PROBLEM DETAILS:
Transcribe the records in full, keeping every character as it is.

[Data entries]

____________

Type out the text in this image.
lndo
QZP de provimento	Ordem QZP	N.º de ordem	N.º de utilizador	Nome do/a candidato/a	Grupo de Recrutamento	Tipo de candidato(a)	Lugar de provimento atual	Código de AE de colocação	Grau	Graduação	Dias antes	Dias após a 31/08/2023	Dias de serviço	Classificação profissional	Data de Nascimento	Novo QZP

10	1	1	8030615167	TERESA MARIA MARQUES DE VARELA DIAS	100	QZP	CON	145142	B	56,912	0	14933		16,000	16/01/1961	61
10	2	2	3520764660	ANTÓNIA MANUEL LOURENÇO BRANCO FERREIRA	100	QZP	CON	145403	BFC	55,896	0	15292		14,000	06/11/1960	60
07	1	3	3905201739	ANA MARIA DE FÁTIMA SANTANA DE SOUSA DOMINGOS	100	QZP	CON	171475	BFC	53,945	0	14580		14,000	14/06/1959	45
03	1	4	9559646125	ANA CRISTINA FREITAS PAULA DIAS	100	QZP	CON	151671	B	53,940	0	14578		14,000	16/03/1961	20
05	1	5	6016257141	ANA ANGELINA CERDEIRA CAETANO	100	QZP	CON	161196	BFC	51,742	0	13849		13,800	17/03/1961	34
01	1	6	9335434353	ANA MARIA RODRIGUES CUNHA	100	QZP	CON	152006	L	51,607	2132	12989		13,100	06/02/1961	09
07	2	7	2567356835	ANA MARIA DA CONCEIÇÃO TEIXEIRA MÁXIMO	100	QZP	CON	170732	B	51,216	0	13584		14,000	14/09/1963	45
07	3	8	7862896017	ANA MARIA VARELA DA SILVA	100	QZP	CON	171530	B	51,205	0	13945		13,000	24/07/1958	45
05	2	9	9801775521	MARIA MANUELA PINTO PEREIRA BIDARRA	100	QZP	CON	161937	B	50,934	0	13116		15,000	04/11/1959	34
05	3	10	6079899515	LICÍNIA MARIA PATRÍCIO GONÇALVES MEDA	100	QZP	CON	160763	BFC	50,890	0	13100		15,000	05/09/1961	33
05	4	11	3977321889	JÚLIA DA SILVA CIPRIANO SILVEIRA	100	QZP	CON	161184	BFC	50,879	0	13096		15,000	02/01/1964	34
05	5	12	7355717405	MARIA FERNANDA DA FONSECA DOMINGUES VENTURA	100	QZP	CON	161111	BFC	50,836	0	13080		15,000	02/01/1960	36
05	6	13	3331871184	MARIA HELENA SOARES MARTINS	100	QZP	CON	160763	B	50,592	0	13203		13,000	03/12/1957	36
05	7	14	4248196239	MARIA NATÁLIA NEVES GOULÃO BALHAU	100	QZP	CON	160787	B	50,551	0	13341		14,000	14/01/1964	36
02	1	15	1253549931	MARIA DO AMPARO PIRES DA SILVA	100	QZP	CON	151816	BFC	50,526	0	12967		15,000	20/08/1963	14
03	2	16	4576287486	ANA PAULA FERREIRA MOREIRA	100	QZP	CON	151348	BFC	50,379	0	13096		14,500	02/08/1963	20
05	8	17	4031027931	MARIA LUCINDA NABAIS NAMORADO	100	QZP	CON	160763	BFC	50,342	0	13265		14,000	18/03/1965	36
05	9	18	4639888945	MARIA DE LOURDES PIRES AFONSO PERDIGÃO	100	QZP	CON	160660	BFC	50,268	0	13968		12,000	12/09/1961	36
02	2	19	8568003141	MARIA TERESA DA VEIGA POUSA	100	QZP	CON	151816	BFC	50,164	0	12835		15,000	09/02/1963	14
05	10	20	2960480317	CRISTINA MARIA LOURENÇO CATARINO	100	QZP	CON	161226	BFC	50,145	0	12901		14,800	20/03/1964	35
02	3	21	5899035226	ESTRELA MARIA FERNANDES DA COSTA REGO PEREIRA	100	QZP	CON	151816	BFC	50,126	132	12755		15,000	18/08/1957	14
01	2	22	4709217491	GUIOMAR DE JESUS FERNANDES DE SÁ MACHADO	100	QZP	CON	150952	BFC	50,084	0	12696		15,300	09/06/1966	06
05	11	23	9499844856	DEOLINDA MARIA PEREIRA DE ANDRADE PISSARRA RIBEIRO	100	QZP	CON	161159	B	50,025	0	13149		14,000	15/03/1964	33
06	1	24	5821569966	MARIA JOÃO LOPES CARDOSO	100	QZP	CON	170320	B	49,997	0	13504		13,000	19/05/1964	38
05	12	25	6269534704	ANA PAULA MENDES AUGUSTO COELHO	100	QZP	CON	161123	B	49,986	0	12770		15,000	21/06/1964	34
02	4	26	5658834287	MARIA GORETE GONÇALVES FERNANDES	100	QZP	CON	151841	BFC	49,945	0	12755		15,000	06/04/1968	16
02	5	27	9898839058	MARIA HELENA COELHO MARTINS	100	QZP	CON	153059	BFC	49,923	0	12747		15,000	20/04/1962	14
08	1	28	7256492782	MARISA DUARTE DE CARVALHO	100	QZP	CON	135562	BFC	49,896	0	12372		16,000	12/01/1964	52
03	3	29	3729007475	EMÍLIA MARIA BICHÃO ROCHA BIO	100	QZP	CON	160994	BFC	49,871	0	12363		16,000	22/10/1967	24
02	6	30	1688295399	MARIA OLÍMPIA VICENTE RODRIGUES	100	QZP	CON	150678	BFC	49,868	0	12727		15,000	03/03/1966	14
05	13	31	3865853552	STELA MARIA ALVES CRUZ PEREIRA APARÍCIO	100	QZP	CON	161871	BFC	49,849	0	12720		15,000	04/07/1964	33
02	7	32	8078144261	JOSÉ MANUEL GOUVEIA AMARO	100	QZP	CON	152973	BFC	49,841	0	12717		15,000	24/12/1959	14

____________

ANSWER TO THE TASK:
Type out the text in this image.
lndo
QZP de provimento	Ordem QZP	N.º de ordem	N.º de utilizador	Nome do/a candidato/a	Grupo de Recrutamento	Tipo de candidato(a)	Lugar de provimento atual	Código de AE de colocação	Grau	Graduação	Dias antes	Dias após a 31/08/2023	Dias de serviço	Classificação profissional	Data de Nascimento	Novo QZP

10	1	1	8030615167	TERESA MARIA MARQUES DE VARELA DIAS	100	QZP	CON	145142	B	56,912	0	14933		16,000	16/01/1961	61
10	2	2	3520764660	ANTÓNIA MANUEL LOURENÇO BRANCO FERREIRA	100	QZP	CON	145403	BFC	55,896	0	15292		14,000	06/11/1960	60
07	1	3	3905201739	ANA MARIA DE FÁTIMA SANTANA DE SOUSA DOMINGOS	100	QZP	CON	171475	BFC	53,945	0	14580		14,000	14/06/1959	45
03	1	4	9559646125	ANA CRISTINA FREITAS PAULA DIAS	100	QZP	CON	151671	B	53,940	0	14578		14,000	16/03/1961	20
05	1	5	6016257141	ANA ANGELINA CERDEIRA CAETANO	100	QZP	CON	161196	BFC	51,742	0	13849		13,800	17/03/1961	34
01	1	6	9335434353	ANA MARIA RODRIGUES CUNHA	100	QZP	CON	152006	L	51,607	2132	12989		13,100	06/02/1961	09
07	2	7	2567356835	ANA MARIA DA CONCEIÇÃO TEIXEIRA MÁXIMO	100	QZP	CON	170732	B	51,216	0	13584		14,000	14/09/1963	45
07	3	8	7862896017	ANA MARIA VARELA DA SILVA	100	QZP	CON	171530	B	51,205	0	13945		13,000	24/07/1958	45
05	2	9	9801775521	MARIA MANUELA PINTO PEREIRA BIDARRA	100	QZP	CON	161937	B	50,934	0	13116		15,000	04/11/1959	34
05	3	10	6079899515	LICÍNIA MARIA PATRÍCIO GONÇALVES MEDA	100	QZP	CON	160763	BFC	50,890	0	13100		15,000	05/09/1961	33
05	4	11	3977321889	JÚLIA DA SILVA CIPRIANO SILVEIRA	100	QZP	CON	161184	BFC	50,879	0	13096		15,000	02/01/1964	34
05	5	12	7355717405	MARIA FERNANDA DA FONSECA DOMINGUES VENTURA	100	QZP	CON	161111	BFC	50,836	0	13080		15,000	02/01/1960	36
05	6	13	3331871184	MARIA HELENA SOARES MARTINS	100	QZP	CON	160763	B	50,592	0	13203		13,000	03/12/1957	36
05	7	14	4248196239	MARIA NATÁLIA NEVES GOULÃO BALHAU	100	QZP	CON	160787	B	50,551	0	13341		14,000	14/01/1964	36
02	1	15	1253549931	MARIA DO AMPARO PIRES DA SILVA	100	QZP	CON	151816	BFC	50,526	0	12967		15,000	20/08/1963	14
03	2	16	4576287486	ANA PAULA FERREIRA MOREIRA	100	QZP	CON	151348	BFC	50,379	0	13096		14,500	02/08/1963	20
05	8	17	4031027931	MARIA LUCINDA NABAIS NAMORADO	100	QZP	CON	160763	BFC	50,342	0	13265		14,000	18/03/1965	36
05	9	18	4639888945	MARIA DE LOURDES PIRES AFONSO PERDIGÃO	100	QZP	CON	160660	BFC	50,268	0	13968		12,000	12/09/1961	36
02	2	19	8568003141	MARIA TERESA DA VEIGA POUSA	100	QZP	CON	151816	BFC	50,164	0	12835		15,000	09/02/1963	14
05	10	20	2960480317	CRISTINA MARIA LOURENÇO CATARINO	100	QZP	CON	161226	BFC	50,145	0	12901		14,800	20/03/1964	35
02	3	21	5899035226	ESTRELA MARIA FERNANDES DA COSTA REGO PEREIRA	100	QZP	CON	151816	BFC	50,126	132	12755		15,000	18/08/1957	14
01	2	22	4709217491	GUIOMAR DE JESUS FERNANDES DE SÁ MACHADO	100	QZP	CON	150952	BFC	50,084	0	12696		15,300	09/06/1966	06
05	11	23	9499844856	DEOLINDA MARIA PEREIRA DE ANDRADE PISSARRA RIBEIRO	100	QZP	CON	161159	B	50,025	0	13149		14,000	15/03/1964	33
06	1	24	5821569966	MARIA JOÃO LOPES CARDOSO	100	QZP	CON	170320	B	49,997	0	13504		13,000	19/05/1964	38
05	12	25	6269534704	ANA PAULA MENDES AUGUSTO COELHO	100	QZP	CON	161123	B	49,986	0	12770		15,000	21/06/1964	34
02	4	26	5658834287	MARIA GORETE GONÇALVES FERNANDES	100	QZP	CON	151841	BFC	49,945	0	12755		15,000	06/04/1968	16
02	5	27	9898839058	MARIA HELENA COELHO MARTINS	100	QZP	CON	153059	BFC	49,923	0	12747		15,000	20/04/1962	14
08	1	28	7256492782	MARISA DUARTE DE CARVALHO	100	QZP	CON	135562	BFC	49,896	0	12372		16,000	12/01/1964	52
03	3	29	3729007475	EMÍLIA MARIA BICHÃO ROCHA BIO	100	QZP	CON	160994	BFC	49,871	0	12363		16,000	22/10/1967	24
02	6	30	1688295399	MARIA OLÍMPIA VICENTE RODRIGUES	100	QZP	CON	150678	BFC	49,868	0	12727		15,000	03/03/1966	14
05	13	31	3865853552	STELA MARIA ALVES CRUZ PEREIRA APARÍCIO	100	QZP	CON	161871	BFC	49,849	0	12720		15,000	04/07/1964	33
02	7	32	8078144261	JOSÉ MANUEL GOUVEIA AMARO	100	QZP	CON	152973	BFC	49,841	0	12717		15,000	24/12/1959	14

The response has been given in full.